Layout dataset records:
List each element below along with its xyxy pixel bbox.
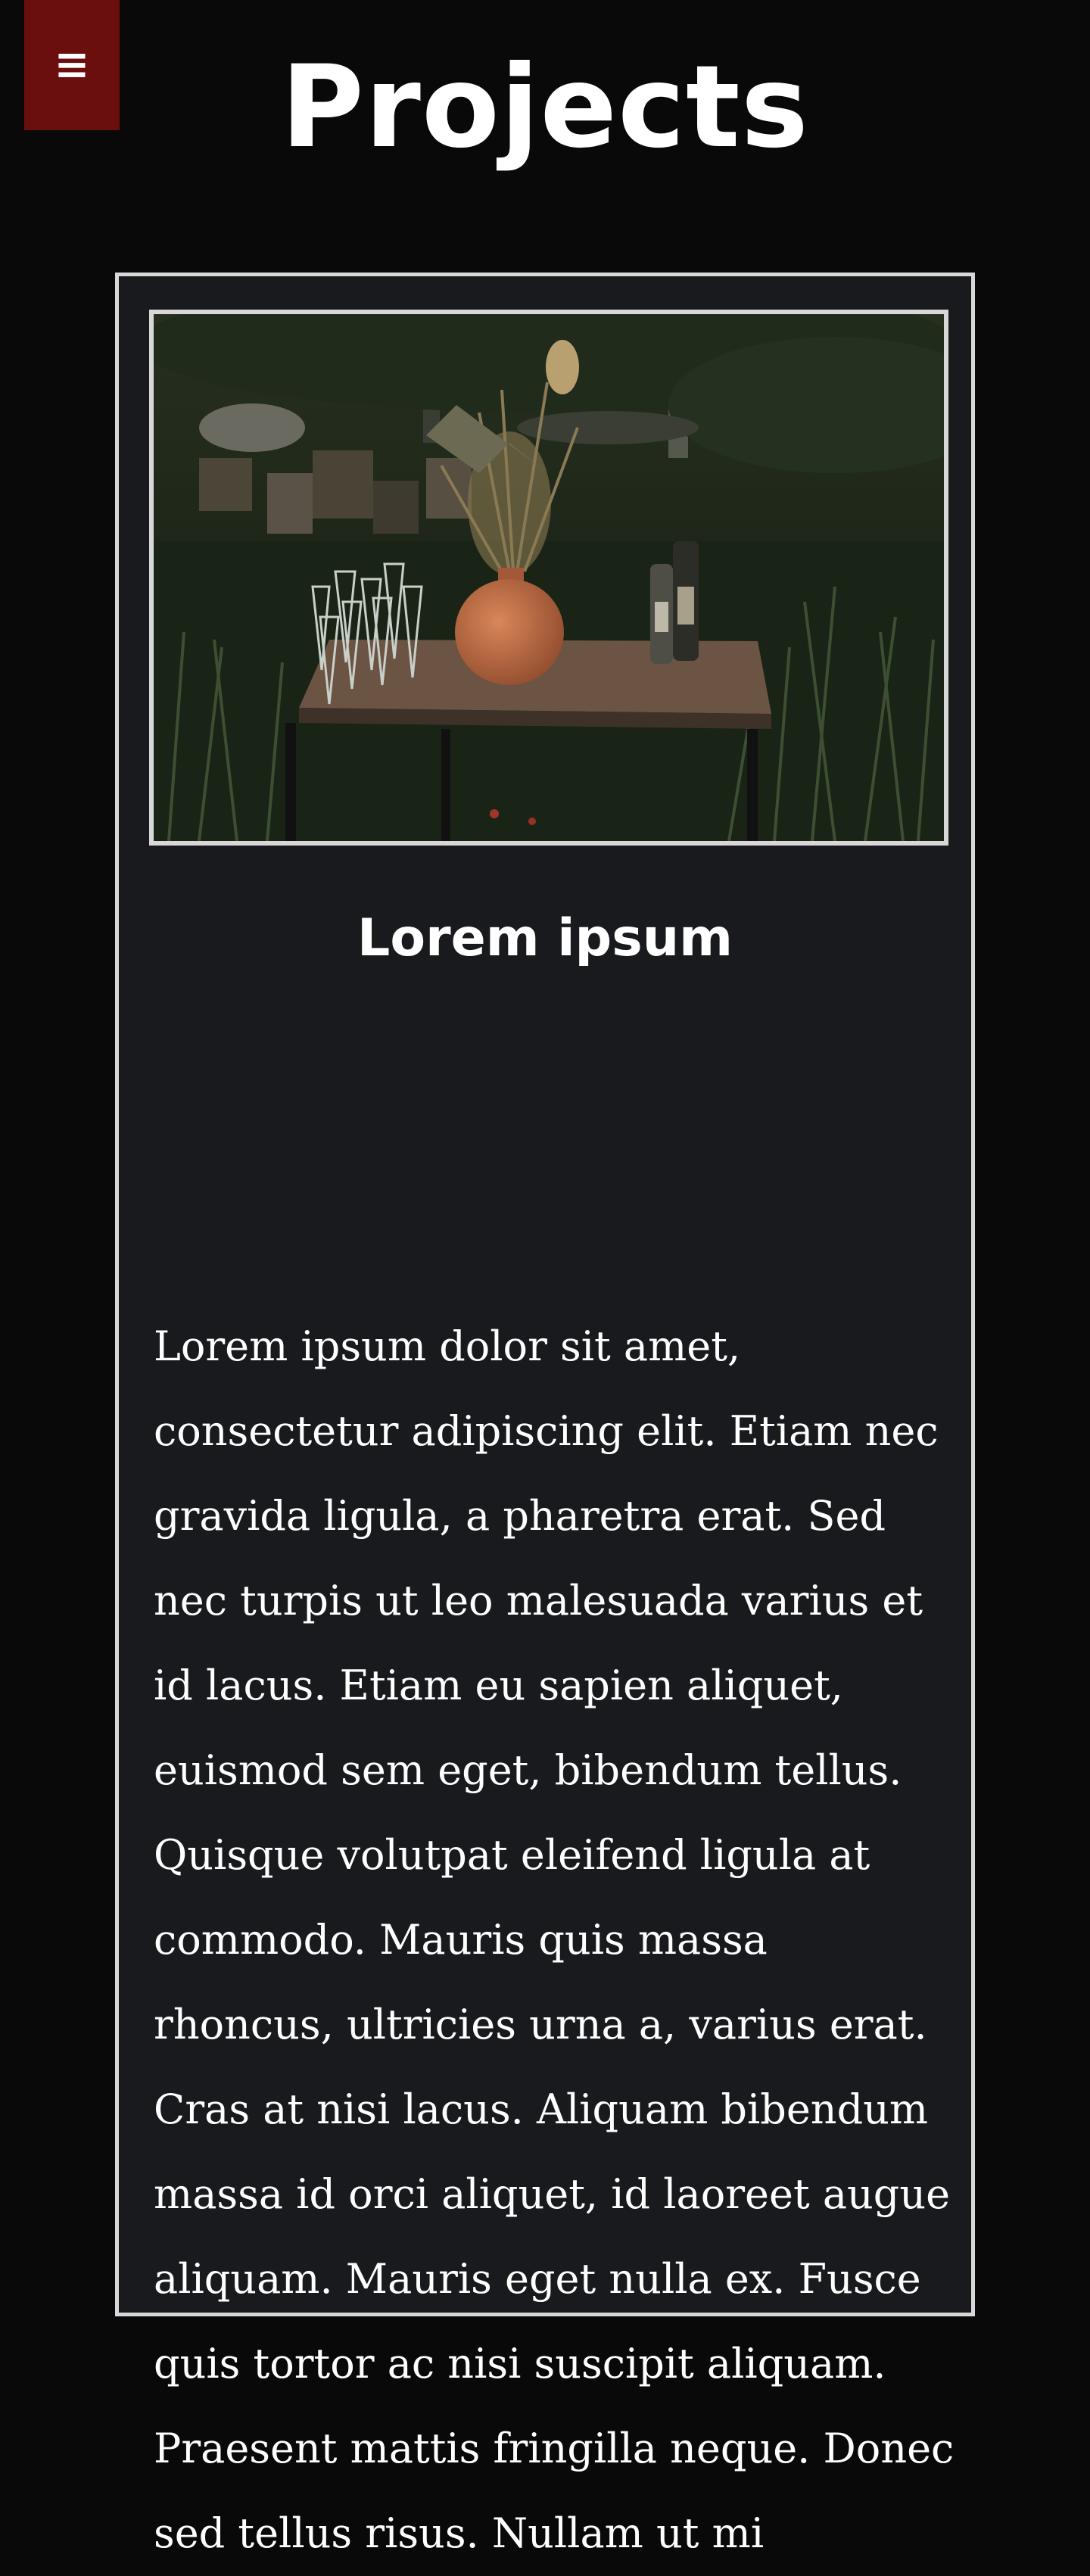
project-title: Lorem ipsum	[357, 908, 733, 968]
project-card: Lorem ipsum Lorem ipsum dolor sit amet, …	[115, 273, 975, 2557]
project-image	[149, 310, 948, 846]
garden-table-photo	[154, 314, 944, 841]
page-title: Projects	[280, 42, 809, 173]
project-description: Lorem ipsum dolor sit amet, consectetur …	[154, 1322, 955, 2557]
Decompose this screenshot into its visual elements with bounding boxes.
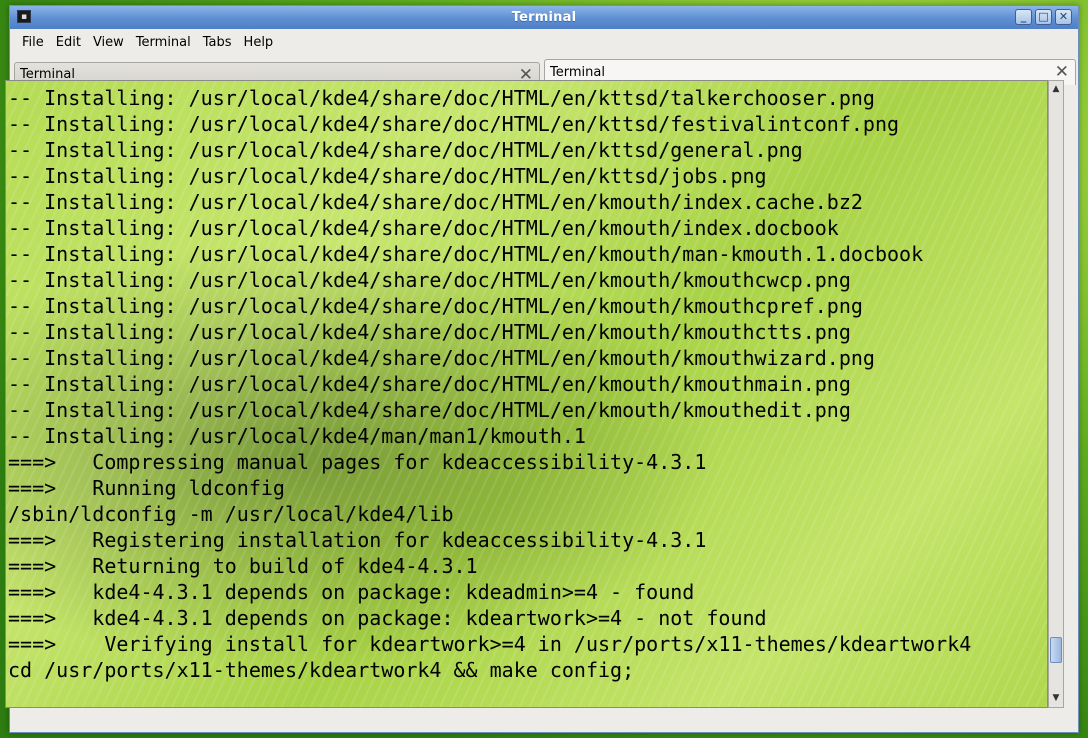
close-button[interactable]: ✕ bbox=[1055, 9, 1072, 25]
menu-view[interactable]: View bbox=[87, 35, 130, 50]
terminal-line: -- Installing: /usr/local/kde4/share/doc… bbox=[8, 294, 863, 318]
window-title: Terminal bbox=[511, 10, 577, 25]
terminal-line: -- Installing: /usr/local/kde4/man/man1/… bbox=[8, 424, 586, 448]
menu-edit[interactable]: Edit bbox=[50, 35, 87, 50]
terminal-line: /sbin/ldconfig -m /usr/local/kde4/lib bbox=[8, 502, 454, 526]
scroll-down-icon[interactable]: ▼ bbox=[1049, 691, 1063, 706]
terminal-line: -- Installing: /usr/local/kde4/share/doc… bbox=[8, 320, 851, 344]
scroll-up-icon[interactable]: ▲ bbox=[1049, 82, 1063, 97]
terminal-line: ===> kde4-4.3.1 depends on package: kdea… bbox=[8, 606, 767, 630]
vertical-scrollbar[interactable]: ▲ ▼ bbox=[1048, 80, 1064, 708]
terminal-line: -- Installing: /usr/local/kde4/share/doc… bbox=[8, 164, 767, 188]
terminal-line: ===> kde4-4.3.1 depends on package: kdea… bbox=[8, 580, 695, 604]
maximize-button[interactable]: □ bbox=[1035, 9, 1052, 25]
tab-label: Terminal bbox=[550, 65, 605, 80]
terminal-icon[interactable]: ▪ bbox=[17, 10, 31, 23]
terminal-line: -- Installing: /usr/local/kde4/share/doc… bbox=[8, 398, 851, 422]
terminal-line: ===> Running ldconfig bbox=[8, 476, 285, 500]
terminal-line: -- Installing: /usr/local/kde4/share/doc… bbox=[8, 242, 924, 266]
menu-tabs[interactable]: Tabs bbox=[197, 35, 238, 50]
menu-help[interactable]: Help bbox=[238, 35, 280, 50]
terminal-line: -- Installing: /usr/local/kde4/share/doc… bbox=[8, 268, 851, 292]
menu-bar: File Edit View Terminal Tabs Help bbox=[10, 29, 1078, 55]
terminal-output[interactable]: -- Installing: /usr/local/kde4/share/doc… bbox=[5, 80, 1048, 708]
terminal-line: -- Installing: /usr/local/kde4/share/doc… bbox=[8, 216, 839, 240]
terminal-line: -- Installing: /usr/local/kde4/share/doc… bbox=[8, 346, 875, 370]
terminal-line: cd /usr/ports/x11-themes/kdeartwork4 && … bbox=[8, 658, 635, 682]
terminal-line: ===> Compressing manual pages for kdeacc… bbox=[8, 450, 707, 474]
menu-file[interactable]: File bbox=[16, 35, 50, 50]
terminal-line: -- Installing: /usr/local/kde4/share/doc… bbox=[8, 86, 875, 110]
terminal-line: ===> Returning to build of kde4-4.3.1 bbox=[8, 554, 478, 578]
terminal-line: -- Installing: /usr/local/kde4/share/doc… bbox=[8, 138, 803, 162]
terminal-line: -- Installing: /usr/local/kde4/share/doc… bbox=[8, 112, 900, 136]
terminal-line: -- Installing: /usr/local/kde4/share/doc… bbox=[8, 190, 863, 214]
menu-terminal[interactable]: Terminal bbox=[130, 35, 197, 50]
terminal-line: ===> Verifying install for kdeartwork>=4… bbox=[8, 632, 972, 656]
terminal-line: -- Installing: /usr/local/kde4/share/doc… bbox=[8, 372, 851, 396]
title-bar[interactable]: ▪ Terminal _ □ ✕ bbox=[10, 6, 1078, 29]
terminal-line: ===> Registering installation for kdeacc… bbox=[8, 528, 707, 552]
terminal-text: -- Installing: /usr/local/kde4/share/doc… bbox=[6, 81, 1047, 683]
scrollbar-thumb[interactable] bbox=[1050, 637, 1062, 663]
minimize-button[interactable]: _ bbox=[1015, 9, 1032, 25]
window-controls: _ □ ✕ bbox=[1015, 9, 1072, 25]
close-icon[interactable]: ✕ bbox=[1055, 62, 1069, 82]
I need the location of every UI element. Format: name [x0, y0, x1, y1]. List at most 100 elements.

Required work
Show each line of the records that contains the word "amet".

Complete response
project-card: Lorem ipsum Lorem ipsum dolor sit amet, …	[115, 273, 975, 2557]
project-description: Lorem ipsum dolor sit amet, consectetur …	[154, 1322, 955, 2557]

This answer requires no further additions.